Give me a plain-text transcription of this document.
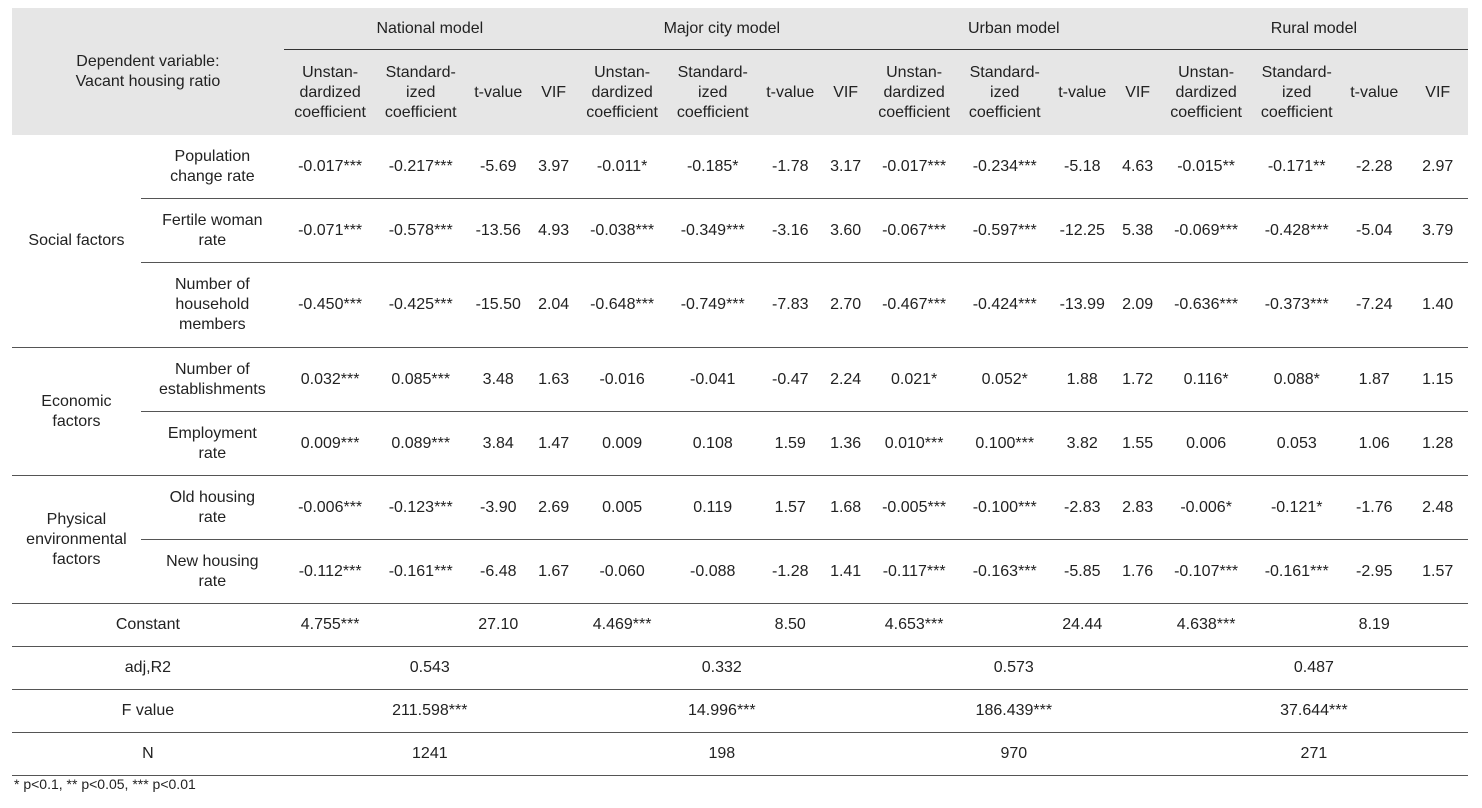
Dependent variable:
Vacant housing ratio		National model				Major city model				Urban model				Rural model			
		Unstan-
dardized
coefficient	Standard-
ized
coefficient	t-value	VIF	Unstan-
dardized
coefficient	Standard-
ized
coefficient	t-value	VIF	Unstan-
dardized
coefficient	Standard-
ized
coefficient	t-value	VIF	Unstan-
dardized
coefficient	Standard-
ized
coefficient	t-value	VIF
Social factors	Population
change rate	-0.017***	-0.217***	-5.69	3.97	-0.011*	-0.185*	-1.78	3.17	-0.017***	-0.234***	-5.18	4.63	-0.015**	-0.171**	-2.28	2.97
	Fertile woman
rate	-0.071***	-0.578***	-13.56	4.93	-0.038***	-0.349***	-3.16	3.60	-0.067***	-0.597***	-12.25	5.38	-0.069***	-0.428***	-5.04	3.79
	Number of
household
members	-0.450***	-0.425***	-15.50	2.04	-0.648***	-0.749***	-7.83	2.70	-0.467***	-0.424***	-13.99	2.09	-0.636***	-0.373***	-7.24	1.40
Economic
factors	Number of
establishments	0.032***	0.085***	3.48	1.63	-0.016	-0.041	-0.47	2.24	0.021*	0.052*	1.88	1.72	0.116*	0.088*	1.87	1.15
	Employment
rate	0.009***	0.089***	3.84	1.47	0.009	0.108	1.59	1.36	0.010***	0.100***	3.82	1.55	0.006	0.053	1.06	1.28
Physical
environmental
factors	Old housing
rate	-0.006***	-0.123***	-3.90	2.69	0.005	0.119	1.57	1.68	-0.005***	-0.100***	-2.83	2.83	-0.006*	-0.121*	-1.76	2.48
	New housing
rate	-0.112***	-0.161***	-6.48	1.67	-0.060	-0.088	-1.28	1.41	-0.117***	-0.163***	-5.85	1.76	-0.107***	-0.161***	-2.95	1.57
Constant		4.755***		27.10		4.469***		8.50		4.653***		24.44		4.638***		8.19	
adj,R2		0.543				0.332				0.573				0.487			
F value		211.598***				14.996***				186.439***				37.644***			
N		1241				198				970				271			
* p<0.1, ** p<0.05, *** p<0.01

--

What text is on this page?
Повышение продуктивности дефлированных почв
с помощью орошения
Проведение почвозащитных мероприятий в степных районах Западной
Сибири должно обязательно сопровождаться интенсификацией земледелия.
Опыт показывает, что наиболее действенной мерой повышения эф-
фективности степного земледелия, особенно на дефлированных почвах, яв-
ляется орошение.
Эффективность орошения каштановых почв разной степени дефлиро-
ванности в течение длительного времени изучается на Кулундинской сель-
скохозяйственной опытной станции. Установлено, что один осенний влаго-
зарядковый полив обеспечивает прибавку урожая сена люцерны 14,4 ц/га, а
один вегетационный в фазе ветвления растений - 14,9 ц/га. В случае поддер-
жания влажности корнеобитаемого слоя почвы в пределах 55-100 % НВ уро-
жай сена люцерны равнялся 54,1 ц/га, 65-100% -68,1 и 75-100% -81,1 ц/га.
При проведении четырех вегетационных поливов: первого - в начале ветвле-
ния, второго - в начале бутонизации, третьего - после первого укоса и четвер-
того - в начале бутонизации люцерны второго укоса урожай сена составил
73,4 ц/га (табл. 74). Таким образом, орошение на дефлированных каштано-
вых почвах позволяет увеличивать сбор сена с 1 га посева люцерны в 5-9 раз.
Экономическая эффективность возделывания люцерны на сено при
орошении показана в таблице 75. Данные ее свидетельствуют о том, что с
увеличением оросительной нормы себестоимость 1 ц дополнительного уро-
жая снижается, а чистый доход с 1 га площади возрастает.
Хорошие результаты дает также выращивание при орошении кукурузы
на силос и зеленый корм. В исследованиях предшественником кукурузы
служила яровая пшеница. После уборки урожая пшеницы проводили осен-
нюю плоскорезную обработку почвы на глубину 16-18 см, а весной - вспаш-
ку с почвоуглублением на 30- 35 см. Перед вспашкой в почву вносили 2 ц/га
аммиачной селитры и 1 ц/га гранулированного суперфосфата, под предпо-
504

...

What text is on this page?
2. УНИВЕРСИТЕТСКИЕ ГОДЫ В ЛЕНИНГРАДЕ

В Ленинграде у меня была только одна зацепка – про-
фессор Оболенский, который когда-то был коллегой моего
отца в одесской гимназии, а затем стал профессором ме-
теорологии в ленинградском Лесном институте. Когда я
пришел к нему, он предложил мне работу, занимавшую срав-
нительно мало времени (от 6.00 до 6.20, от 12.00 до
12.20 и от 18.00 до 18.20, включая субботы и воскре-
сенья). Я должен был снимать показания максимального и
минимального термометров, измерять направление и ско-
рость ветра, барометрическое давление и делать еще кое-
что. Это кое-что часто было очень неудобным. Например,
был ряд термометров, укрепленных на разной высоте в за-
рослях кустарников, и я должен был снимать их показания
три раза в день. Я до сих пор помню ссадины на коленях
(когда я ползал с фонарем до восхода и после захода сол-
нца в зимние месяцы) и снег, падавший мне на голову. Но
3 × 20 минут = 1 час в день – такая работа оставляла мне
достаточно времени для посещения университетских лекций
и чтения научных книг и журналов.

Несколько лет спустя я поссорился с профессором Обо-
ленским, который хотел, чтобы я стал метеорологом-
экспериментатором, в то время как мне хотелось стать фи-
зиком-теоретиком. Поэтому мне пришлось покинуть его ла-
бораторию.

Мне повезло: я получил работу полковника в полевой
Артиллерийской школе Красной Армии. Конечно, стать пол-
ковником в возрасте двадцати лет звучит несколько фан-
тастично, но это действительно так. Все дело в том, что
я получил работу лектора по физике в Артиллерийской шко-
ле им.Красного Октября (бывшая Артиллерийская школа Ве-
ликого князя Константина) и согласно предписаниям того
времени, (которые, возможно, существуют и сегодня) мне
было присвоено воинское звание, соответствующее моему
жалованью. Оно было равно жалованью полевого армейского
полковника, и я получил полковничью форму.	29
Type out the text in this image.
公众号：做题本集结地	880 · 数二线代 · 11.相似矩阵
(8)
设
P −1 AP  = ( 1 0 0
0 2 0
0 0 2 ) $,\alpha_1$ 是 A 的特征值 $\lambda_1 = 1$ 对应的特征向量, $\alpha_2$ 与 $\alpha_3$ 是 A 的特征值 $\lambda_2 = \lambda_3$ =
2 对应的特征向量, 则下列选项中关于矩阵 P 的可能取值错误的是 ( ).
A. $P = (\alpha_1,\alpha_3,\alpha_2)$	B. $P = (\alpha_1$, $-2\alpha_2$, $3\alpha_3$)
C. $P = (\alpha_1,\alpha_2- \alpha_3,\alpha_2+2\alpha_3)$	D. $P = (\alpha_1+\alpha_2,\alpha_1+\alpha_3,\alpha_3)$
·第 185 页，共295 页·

> [YOUR TASK]: Copy every line from the entries that contains the word "второго".

> [PROBLEM SOLUTION]:
ния, второго - в начале бутонизации, третьего - после первого укоса и четвер-
того - в начале бутонизации люцерны второго укоса урожай сена составил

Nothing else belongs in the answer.